## Recorded data
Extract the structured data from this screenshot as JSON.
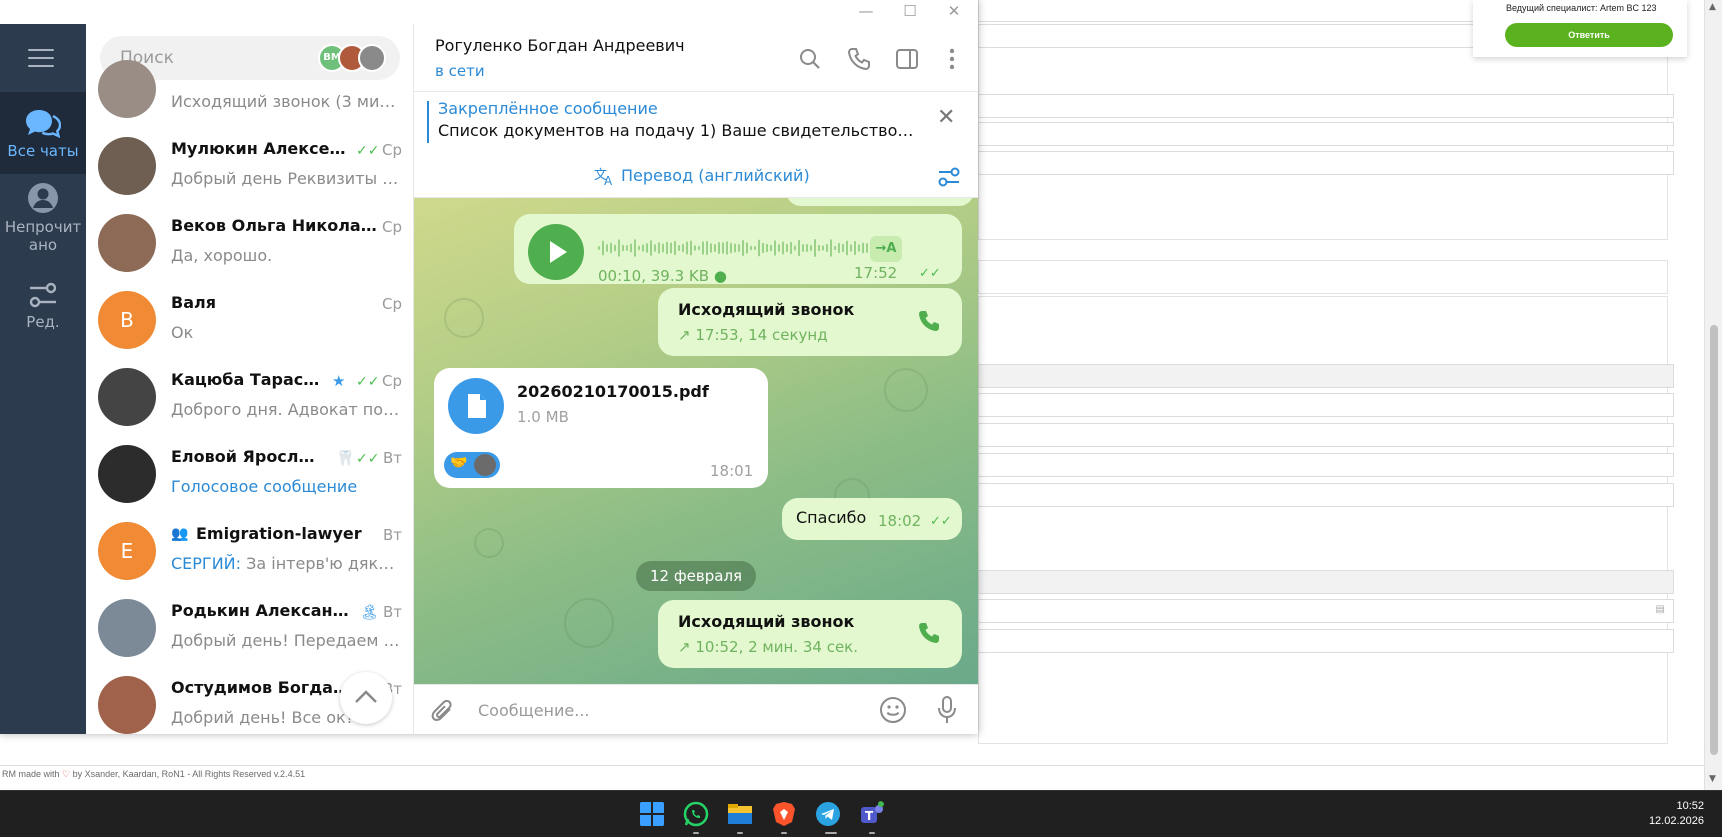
{
  "background": {
    "notification": {
      "assignee": "Ведущий специалист: Artem BC 123",
      "reply_label": "Ответить"
    },
    "footer": {
      "prefix": "RM made with",
      "suffix": "by Xsander, Kaardan, RoN1 - All Rights Reserved v.2.4.51"
    }
  },
  "sidebar_rail": {
    "items": [
      {
        "label": "Все чаты",
        "icon": "chats-icon",
        "active": true
      },
      {
        "label": "Непрочит\nано",
        "icon": "unread-icon",
        "active": false
      },
      {
        "label": "Ред.",
        "icon": "edit-filters-icon",
        "active": false
      }
    ]
  },
  "search": {
    "placeholder": "Поиск",
    "story_avatars": [
      "BM",
      "",
      ""
    ]
  },
  "chats": [
    {
      "name": "",
      "preview": "Исходящий звонок (3 мин. ...",
      "date": "",
      "avatar_color": "#9a8d85"
    },
    {
      "name": "Мулюкин Алексей В...",
      "preview": "Добрый день Реквизиты пе...",
      "date": "Ср",
      "ticks": true,
      "avatar_color": "#6f5f52"
    },
    {
      "name": "Веков Ольга Николаевна",
      "preview": "Да, хорошо.",
      "date": "Ср",
      "avatar_color": "#8c6a55"
    },
    {
      "name": "Валя",
      "preview": "Ок",
      "date": "Ср",
      "avatar_letter": "В",
      "avatar_color": "#f08a34"
    },
    {
      "name": "Кацюба Тарас Бог...",
      "preview": "Доброго дня. Адвокат поду...",
      "date": "Ср",
      "ticks": true,
      "badge": "★",
      "avatar_color": "#444444"
    },
    {
      "name": "Еловой Ярослав ...",
      "preview": "Голосовое сообщение",
      "date": "Вт",
      "ticks": true,
      "badge": "🦷",
      "preview_blue": true,
      "avatar_color": "#2c2c2c"
    },
    {
      "name": "Emigration-lawyer",
      "preview_sender": "СЕРГИЙ:",
      "preview": " За інтерв'ю дякую ...",
      "date": "Вт",
      "avatar_letter": "E",
      "avatar_color": "#f08a34",
      "group": true
    },
    {
      "name": "Родькин Александр ...",
      "preview": "Добрый день!  Передаем ва...",
      "date": "Вт",
      "badge": "🏝",
      "avatar_color": "#7b8a96"
    },
    {
      "name": "Остудимов Богдан А...",
      "preview": "Добрий день! Все ок?",
      "date": "Вт",
      "avatar_color": "#a0624a"
    }
  ],
  "conversation": {
    "title": "Рогуленко Богдан Андреевич",
    "status": "в сети",
    "pinned": {
      "title": "Закреплённое сообщение",
      "text": "Список документов на подачу  1) Ваше свидетельство и с..."
    },
    "translate_label": "Перевод (английский)",
    "messages": {
      "voice": {
        "duration_size": "00:10, 39.3 KB",
        "time": "17:52",
        "transcribe_label": "→A"
      },
      "call1": {
        "title": "Исходящий звонок",
        "meta": "17:53, 14 секунд"
      },
      "file": {
        "name": "20260210170015.pdf",
        "size": "1.0 MB",
        "time": "18:01"
      },
      "thanks": {
        "text": "Спасибо",
        "time": "18:02"
      },
      "date_separator": "12 февраля",
      "call2": {
        "title": "Исходящий звонок",
        "meta": "10:52, 2 мин. 34 сек."
      }
    },
    "composer_placeholder": "Сообщение..."
  },
  "taskbar": {
    "apps": [
      "windows-start",
      "whatsapp",
      "file-explorer",
      "brave",
      "telegram",
      "teams"
    ],
    "time": "10:52",
    "date": "12.02.2026"
  }
}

## Job
Give the number of lines where the string "meta" occurs, without any further text.

## Solution below
2